▶ SUPPLIED INFORMATION:
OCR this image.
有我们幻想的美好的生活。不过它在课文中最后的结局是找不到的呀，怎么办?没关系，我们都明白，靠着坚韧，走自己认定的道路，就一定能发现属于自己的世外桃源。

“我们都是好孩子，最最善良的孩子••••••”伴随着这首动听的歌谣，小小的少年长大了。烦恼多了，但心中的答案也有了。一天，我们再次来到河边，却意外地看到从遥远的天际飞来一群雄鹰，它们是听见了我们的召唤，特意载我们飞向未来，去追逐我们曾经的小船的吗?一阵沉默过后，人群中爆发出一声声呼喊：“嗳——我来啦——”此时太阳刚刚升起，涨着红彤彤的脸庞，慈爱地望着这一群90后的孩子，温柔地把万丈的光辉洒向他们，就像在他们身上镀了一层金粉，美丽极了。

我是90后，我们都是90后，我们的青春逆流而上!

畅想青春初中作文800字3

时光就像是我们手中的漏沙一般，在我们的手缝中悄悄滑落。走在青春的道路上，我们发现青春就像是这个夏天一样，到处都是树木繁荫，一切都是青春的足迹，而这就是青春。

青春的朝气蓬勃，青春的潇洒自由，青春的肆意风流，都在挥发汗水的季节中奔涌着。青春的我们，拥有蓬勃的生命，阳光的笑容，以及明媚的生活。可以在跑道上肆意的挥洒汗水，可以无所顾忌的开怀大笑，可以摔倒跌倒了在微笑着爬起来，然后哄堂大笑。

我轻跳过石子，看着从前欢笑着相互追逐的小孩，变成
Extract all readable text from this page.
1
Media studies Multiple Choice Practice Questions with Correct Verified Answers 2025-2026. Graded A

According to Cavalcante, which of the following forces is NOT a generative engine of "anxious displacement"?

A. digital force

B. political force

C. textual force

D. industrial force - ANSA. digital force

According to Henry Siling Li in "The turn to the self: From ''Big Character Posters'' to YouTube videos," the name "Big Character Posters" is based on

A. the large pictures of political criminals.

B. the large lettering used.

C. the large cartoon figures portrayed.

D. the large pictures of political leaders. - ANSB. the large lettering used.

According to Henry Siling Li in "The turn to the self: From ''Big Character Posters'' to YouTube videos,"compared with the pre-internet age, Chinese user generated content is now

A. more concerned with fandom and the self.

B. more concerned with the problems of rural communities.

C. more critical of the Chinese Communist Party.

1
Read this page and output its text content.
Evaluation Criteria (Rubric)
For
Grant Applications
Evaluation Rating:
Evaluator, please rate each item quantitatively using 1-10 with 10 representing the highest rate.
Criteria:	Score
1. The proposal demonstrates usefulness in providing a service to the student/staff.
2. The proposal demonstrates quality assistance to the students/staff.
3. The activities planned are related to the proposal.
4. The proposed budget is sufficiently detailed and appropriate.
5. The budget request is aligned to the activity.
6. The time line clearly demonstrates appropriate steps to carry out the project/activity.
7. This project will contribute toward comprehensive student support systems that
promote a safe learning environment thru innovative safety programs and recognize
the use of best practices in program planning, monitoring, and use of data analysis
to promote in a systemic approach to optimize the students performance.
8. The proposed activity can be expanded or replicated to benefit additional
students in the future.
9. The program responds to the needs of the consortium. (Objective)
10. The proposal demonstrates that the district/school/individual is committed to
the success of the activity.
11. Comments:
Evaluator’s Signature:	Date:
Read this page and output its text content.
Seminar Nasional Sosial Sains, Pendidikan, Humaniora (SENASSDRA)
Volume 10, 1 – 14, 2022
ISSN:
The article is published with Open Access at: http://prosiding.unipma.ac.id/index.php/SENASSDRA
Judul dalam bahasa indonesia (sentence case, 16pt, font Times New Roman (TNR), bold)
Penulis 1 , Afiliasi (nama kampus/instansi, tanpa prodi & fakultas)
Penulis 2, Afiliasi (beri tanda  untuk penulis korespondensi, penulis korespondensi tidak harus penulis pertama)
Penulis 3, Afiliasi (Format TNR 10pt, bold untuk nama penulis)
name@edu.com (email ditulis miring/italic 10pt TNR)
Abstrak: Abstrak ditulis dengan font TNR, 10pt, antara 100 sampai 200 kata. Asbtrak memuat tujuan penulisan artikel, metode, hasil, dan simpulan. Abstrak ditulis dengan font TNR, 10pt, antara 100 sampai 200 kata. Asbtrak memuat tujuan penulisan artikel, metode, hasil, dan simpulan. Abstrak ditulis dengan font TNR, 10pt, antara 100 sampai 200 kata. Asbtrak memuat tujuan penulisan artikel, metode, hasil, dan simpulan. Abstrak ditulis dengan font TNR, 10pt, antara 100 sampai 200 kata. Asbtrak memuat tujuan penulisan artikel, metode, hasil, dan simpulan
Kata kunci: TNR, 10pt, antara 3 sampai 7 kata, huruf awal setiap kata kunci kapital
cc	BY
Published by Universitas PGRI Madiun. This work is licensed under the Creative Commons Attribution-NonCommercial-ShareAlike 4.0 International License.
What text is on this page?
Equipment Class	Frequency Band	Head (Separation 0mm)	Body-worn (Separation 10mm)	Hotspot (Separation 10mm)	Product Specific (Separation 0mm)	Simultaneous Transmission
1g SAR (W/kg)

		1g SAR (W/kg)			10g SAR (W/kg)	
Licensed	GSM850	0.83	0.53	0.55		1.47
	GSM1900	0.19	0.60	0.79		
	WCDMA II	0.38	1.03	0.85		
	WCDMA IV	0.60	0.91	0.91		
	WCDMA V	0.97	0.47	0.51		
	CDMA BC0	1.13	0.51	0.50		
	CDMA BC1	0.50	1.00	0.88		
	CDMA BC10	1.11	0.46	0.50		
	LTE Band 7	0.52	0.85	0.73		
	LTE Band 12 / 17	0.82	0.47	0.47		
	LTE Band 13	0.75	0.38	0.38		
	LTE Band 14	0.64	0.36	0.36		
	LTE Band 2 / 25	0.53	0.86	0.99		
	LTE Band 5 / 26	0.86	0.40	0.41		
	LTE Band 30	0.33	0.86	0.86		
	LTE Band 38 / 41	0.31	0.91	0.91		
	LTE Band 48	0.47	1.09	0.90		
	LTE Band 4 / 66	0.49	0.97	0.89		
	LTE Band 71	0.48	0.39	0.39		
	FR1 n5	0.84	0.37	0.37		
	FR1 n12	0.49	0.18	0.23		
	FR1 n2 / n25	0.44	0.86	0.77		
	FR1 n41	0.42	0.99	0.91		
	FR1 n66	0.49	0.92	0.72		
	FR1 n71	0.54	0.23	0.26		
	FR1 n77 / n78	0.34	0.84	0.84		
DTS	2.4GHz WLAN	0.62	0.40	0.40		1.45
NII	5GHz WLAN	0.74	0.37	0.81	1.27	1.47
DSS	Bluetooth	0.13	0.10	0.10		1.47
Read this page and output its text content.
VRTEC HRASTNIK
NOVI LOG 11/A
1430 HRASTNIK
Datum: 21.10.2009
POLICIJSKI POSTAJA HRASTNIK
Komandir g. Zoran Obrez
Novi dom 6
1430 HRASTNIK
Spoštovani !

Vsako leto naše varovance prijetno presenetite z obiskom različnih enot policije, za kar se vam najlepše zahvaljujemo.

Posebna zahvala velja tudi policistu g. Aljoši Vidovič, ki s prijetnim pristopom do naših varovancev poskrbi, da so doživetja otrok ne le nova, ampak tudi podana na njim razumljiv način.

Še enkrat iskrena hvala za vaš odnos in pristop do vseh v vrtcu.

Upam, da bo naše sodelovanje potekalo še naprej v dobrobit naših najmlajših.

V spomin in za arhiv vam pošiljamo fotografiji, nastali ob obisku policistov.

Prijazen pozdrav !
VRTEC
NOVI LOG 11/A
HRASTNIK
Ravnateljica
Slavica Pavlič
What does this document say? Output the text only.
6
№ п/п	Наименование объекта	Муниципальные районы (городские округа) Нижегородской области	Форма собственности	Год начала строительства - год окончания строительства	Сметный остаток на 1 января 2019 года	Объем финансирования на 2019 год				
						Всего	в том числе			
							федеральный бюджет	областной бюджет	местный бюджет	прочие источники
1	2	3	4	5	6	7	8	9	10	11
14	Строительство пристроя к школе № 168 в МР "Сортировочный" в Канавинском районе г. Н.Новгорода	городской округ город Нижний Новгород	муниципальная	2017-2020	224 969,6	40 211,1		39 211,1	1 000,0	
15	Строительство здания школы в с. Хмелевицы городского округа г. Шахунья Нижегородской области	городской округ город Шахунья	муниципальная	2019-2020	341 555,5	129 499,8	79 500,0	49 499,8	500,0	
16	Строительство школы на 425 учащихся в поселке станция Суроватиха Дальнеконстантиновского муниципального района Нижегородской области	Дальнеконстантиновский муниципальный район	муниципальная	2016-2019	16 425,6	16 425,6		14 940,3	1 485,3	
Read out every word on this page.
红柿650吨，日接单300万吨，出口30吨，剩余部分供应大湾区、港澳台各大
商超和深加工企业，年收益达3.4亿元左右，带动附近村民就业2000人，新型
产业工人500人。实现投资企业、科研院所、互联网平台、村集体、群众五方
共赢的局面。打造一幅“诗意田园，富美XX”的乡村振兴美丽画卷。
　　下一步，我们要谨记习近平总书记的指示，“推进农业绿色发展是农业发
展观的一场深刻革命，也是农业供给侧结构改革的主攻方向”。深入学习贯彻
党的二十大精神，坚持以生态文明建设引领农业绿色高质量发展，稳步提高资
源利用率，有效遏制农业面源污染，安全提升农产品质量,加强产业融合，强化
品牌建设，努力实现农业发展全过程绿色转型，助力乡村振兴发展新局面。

▶ TASK:
Copy out exactly the lines running from the line with "What does this" to the end of the records, inclusive.

▶ THE COMPLETED TASK:
What does this document say? Output the text only.
6
№ п/п	Наименование объекта	Муниципальные районы (городские округа) Нижегородской области	Форма собственности	Год начала строительства - год окончания строительства	Сметный остаток на 1 января 2019 года	Объем финансирования на 2019 год				
						Всего	в том числе			
							федеральный бюджет	областной бюджет	местный бюджет	прочие источники
1	2	3	4	5	6	7	8	9	10	11
14	Строительство пристроя к школе № 168 в МР "Сортировочный" в Канавинском районе г. Н.Новгорода	городской округ город Нижний Новгород	муниципальная	2017-2020	224 969,6	40 211,1		39 211,1	1 000,0	
15	Строительство здания школы в с. Хмелевицы городского округа г. Шахунья Нижегородской области	городской округ город Шахунья	муниципальная	2019-2020	341 555,5	129 499,8	79 500,0	49 499,8	500,0	
16	Строительство школы на 425 учащихся в поселке станция Суроватиха Дальнеконстантиновского муниципального района Нижегородской области	Дальнеконстантиновский муниципальный район	муниципальная	2016-2019	16 425,6	16 425,6		14 940,3	1 485,3	
Read out every word on this page.
红柿650吨，日接单300万吨，出口30吨，剩余部分供应大湾区、港澳台各大
商超和深加工企业，年收益达3.4亿元左右，带动附近村民就业2000人，新型
产业工人500人。实现投资企业、科研院所、互联网平台、村集体、群众五方
共赢的局面。打造一幅“诗意田园，富美XX”的乡村振兴美丽画卷。
　　下一步，我们要谨记习近平总书记的指示，“推进农业绿色发展是农业发
展观的一场深刻革命，也是农业供给侧结构改革的主攻方向”。深入学习贯彻
党的二十大精神，坚持以生态文明建设引领农业绿色高质量发展，稳步提高资
源利用率，有效遏制农业面源污染，安全提升农产品质量,加强产业融合，强化
品牌建设，努力实现农业发展全过程绿色转型，助力乡村振兴发展新局面。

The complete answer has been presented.